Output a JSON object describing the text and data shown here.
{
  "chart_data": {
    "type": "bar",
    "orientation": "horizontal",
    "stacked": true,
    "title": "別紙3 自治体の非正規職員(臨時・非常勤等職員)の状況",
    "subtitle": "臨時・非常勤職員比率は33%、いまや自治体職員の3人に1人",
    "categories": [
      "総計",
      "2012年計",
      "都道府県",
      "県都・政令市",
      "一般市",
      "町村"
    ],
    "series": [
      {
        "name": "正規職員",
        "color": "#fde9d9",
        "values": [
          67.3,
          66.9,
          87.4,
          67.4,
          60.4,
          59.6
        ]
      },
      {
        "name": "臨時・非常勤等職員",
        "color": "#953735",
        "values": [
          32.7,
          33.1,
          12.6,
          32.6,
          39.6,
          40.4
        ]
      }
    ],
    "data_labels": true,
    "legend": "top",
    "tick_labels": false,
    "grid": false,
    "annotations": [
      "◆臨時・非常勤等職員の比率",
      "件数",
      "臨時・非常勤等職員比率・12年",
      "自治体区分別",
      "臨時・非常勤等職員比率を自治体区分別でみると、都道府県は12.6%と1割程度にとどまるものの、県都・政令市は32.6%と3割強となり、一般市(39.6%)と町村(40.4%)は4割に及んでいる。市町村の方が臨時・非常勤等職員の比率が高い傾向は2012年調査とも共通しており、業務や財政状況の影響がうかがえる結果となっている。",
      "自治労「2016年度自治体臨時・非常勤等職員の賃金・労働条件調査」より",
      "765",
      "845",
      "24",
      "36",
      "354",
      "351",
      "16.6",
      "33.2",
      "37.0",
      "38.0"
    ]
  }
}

● ● ● ● ●

Given problem: Repeat the material above in full, keeping every word.

Reply to the exercise:
Output a JSON object describing the text and data shown here.
{
  "chart_data": {
    "type": "bar",
    "orientation": "horizontal",
    "stacked": true,
    "title": "別紙3 自治体の非正規職員(臨時・非常勤等職員)の状況",
    "subtitle": "臨時・非常勤職員比率は33%、いまや自治体職員の3人に1人",
    "categories": [
      "総計",
      "2012年計",
      "都道府県",
      "県都・政令市",
      "一般市",
      "町村"
    ],
    "series": [
      {
        "name": "正規職員",
        "color": "#fde9d9",
        "values": [
          67.3,
          66.9,
          87.4,
          67.4,
          60.4,
          59.6
        ]
      },
      {
        "name": "臨時・非常勤等職員",
        "color": "#953735",
        "values": [
          32.7,
          33.1,
          12.6,
          32.6,
          39.6,
          40.4
        ]
      }
    ],
    "data_labels": true,
    "legend": "top",
    "tick_labels": false,
    "grid": false,
    "annotations": [
      "◆臨時・非常勤等職員の比率",
      "件数",
      "臨時・非常勤等職員比率・12年",
      "自治体区分別",
      "臨時・非常勤等職員比率を自治体区分別でみると、都道府県は12.6%と1割程度にとどまるものの、県都・政令市は32.6%と3割強となり、一般市(39.6%)と町村(40.4%)は4割に及んでいる。市町村の方が臨時・非常勤等職員の比率が高い傾向は2012年調査とも共通しており、業務や財政状況の影響がうかがえる結果となっている。",
      "自治労「2016年度自治体臨時・非常勤等職員の賃金・労働条件調査」より",
      "765",
      "845",
      "24",
      "36",
      "354",
      "351",
      "16.6",
      "33.2",
      "37.0",
      "38.0"
    ]
  }
}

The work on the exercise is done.